REQUEST = Can you rename every "point-training" to "point-train-set" in the records below and leave the rest unchanged?

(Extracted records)
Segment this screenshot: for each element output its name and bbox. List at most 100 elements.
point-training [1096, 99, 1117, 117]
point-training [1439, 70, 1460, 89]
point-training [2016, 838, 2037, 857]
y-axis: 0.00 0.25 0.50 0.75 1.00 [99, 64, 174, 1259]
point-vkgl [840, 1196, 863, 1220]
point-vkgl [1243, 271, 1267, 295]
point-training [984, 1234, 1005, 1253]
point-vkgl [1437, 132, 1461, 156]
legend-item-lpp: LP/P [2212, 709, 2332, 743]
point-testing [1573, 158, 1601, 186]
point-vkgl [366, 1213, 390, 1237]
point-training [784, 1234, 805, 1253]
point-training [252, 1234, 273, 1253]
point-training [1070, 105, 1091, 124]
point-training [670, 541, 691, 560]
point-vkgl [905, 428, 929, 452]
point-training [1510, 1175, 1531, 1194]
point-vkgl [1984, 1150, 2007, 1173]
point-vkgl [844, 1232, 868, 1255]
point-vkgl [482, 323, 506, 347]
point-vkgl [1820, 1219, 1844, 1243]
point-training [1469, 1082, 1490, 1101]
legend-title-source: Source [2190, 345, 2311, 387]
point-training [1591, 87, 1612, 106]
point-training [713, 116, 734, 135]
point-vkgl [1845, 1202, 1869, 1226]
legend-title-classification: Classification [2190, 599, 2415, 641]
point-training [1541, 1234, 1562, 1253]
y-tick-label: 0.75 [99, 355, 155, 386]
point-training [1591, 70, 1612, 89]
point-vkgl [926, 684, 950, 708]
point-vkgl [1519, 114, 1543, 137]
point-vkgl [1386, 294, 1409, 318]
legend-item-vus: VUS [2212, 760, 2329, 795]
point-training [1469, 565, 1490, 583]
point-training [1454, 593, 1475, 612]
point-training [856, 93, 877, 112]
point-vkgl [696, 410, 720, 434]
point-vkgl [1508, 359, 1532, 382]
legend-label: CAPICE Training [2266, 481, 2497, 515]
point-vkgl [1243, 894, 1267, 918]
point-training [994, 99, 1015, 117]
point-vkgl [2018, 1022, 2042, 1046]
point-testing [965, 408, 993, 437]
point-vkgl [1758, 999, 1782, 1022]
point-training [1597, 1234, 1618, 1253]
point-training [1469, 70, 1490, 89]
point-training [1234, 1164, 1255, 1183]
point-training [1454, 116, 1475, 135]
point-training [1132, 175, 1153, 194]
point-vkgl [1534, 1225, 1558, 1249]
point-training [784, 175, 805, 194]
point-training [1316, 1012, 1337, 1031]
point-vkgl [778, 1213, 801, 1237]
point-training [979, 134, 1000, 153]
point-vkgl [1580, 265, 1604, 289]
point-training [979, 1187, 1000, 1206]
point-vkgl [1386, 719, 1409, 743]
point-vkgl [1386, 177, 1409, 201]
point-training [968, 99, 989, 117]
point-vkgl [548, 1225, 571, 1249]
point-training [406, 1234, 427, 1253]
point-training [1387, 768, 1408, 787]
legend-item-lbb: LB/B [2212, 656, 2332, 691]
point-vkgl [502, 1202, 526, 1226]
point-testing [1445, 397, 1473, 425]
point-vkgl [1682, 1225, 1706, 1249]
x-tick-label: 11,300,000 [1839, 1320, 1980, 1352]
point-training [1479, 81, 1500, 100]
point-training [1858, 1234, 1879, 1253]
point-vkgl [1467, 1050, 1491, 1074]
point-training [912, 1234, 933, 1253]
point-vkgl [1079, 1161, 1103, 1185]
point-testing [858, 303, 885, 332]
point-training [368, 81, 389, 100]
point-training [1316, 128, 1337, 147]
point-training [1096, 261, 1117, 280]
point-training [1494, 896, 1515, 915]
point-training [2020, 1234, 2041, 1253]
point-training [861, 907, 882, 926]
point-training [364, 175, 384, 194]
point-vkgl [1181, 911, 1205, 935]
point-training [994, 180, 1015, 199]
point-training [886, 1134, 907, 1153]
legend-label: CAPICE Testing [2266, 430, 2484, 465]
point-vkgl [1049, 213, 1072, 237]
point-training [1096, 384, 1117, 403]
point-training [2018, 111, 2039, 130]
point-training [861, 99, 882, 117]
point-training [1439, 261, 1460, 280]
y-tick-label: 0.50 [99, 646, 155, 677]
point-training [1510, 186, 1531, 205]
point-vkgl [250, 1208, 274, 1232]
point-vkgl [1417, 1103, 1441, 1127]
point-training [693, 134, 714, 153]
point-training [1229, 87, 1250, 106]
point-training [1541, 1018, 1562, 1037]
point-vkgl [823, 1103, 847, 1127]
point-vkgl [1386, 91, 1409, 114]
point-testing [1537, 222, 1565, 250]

RESPONSE =
Segment this screenshot: for each element output its name and bbox. List at most 100 elements.
point-train-set [1096, 99, 1117, 117]
point-train-set [1439, 70, 1460, 89]
point-train-set [2016, 838, 2037, 857]
y-axis: 0.00 0.25 0.50 0.75 1.00 [99, 64, 174, 1259]
point-vkgl [840, 1196, 863, 1220]
point-vkgl [1243, 271, 1267, 295]
point-train-set [984, 1234, 1005, 1253]
point-vkgl [1437, 132, 1461, 156]
legend-item-lpp: LP/P [2212, 709, 2332, 743]
point-testing [1573, 158, 1601, 186]
point-vkgl [366, 1213, 390, 1237]
point-train-set [784, 1234, 805, 1253]
point-train-set [252, 1234, 273, 1253]
point-train-set [1070, 105, 1091, 124]
point-train-set [670, 541, 691, 560]
point-vkgl [905, 428, 929, 452]
point-train-set [1510, 1175, 1531, 1194]
point-vkgl [1984, 1150, 2007, 1173]
point-vkgl [844, 1232, 868, 1255]
point-vkgl [482, 323, 506, 347]
point-vkgl [1820, 1219, 1844, 1243]
point-train-set [1469, 1082, 1490, 1101]
legend-title-source: Source [2190, 345, 2311, 387]
point-train-set [1591, 87, 1612, 106]
point-train-set [713, 116, 734, 135]
point-vkgl [1845, 1202, 1869, 1226]
legend-title-classification: Classification [2190, 599, 2415, 641]
point-train-set [1541, 1234, 1562, 1253]
y-tick-label: 0.75 [99, 355, 155, 386]
point-train-set [1591, 70, 1612, 89]
point-vkgl [926, 684, 950, 708]
point-vkgl [1519, 114, 1543, 137]
point-vkgl [1386, 294, 1409, 318]
legend-item-vus: VUS [2212, 760, 2329, 795]
point-train-set [1469, 565, 1490, 583]
point-train-set [1454, 593, 1475, 612]
point-train-set [856, 93, 877, 112]
point-vkgl [696, 410, 720, 434]
point-vkgl [1508, 359, 1532, 382]
legend-label: CAPICE Training [2266, 481, 2497, 515]
point-vkgl [1243, 894, 1267, 918]
point-train-set [994, 99, 1015, 117]
point-vkgl [2018, 1022, 2042, 1046]
point-testing [965, 408, 993, 437]
point-vkgl [1758, 999, 1782, 1022]
point-train-set [1597, 1234, 1618, 1253]
point-train-set [1469, 70, 1490, 89]
point-train-set [1234, 1164, 1255, 1183]
point-train-set [1454, 116, 1475, 135]
point-train-set [1132, 175, 1153, 194]
point-vkgl [1534, 1225, 1558, 1249]
point-train-set [784, 175, 805, 194]
point-train-set [1316, 1012, 1337, 1031]
point-vkgl [778, 1213, 801, 1237]
point-train-set [979, 134, 1000, 153]
point-vkgl [1580, 265, 1604, 289]
point-train-set [979, 1187, 1000, 1206]
point-vkgl [1386, 719, 1409, 743]
point-vkgl [1386, 177, 1409, 201]
point-train-set [968, 99, 989, 117]
point-vkgl [548, 1225, 571, 1249]
point-train-set [406, 1234, 427, 1253]
point-train-set [1387, 768, 1408, 787]
legend-item-lbb: LB/B [2212, 656, 2332, 691]
point-vkgl [502, 1202, 526, 1226]
point-testing [1445, 397, 1473, 425]
point-vkgl [1682, 1225, 1706, 1249]
x-tick-label: 11,300,000 [1839, 1320, 1980, 1352]
point-train-set [1479, 81, 1500, 100]
point-train-set [1858, 1234, 1879, 1253]
point-vkgl [1467, 1050, 1491, 1074]
point-train-set [912, 1234, 933, 1253]
point-vkgl [1079, 1161, 1103, 1185]
point-testing [858, 303, 885, 332]
point-train-set [368, 81, 389, 100]
point-train-set [1316, 128, 1337, 147]
point-train-set [1096, 261, 1117, 280]
point-train-set [1494, 896, 1515, 915]
point-train-set [2020, 1234, 2041, 1253]
point-train-set [861, 907, 882, 926]
point-train-set [364, 175, 384, 194]
point-vkgl [1181, 911, 1205, 935]
point-train-set [994, 180, 1015, 199]
point-train-set [886, 1134, 907, 1153]
legend-label: CAPICE Testing [2266, 430, 2484, 465]
point-vkgl [1049, 213, 1072, 237]
point-train-set [1096, 384, 1117, 403]
point-train-set [2018, 111, 2039, 130]
point-train-set [861, 99, 882, 117]
point-train-set [1439, 261, 1460, 280]
y-tick-label: 0.50 [99, 646, 155, 677]
point-train-set [1510, 186, 1531, 205]
point-vkgl [250, 1208, 274, 1232]
point-vkgl [1417, 1103, 1441, 1127]
point-train-set [693, 134, 714, 153]
point-train-set [1229, 87, 1250, 106]
point-train-set [1541, 1018, 1562, 1037]
point-vkgl [823, 1103, 847, 1127]
point-vkgl [1386, 91, 1409, 114]
point-testing [1537, 222, 1565, 250]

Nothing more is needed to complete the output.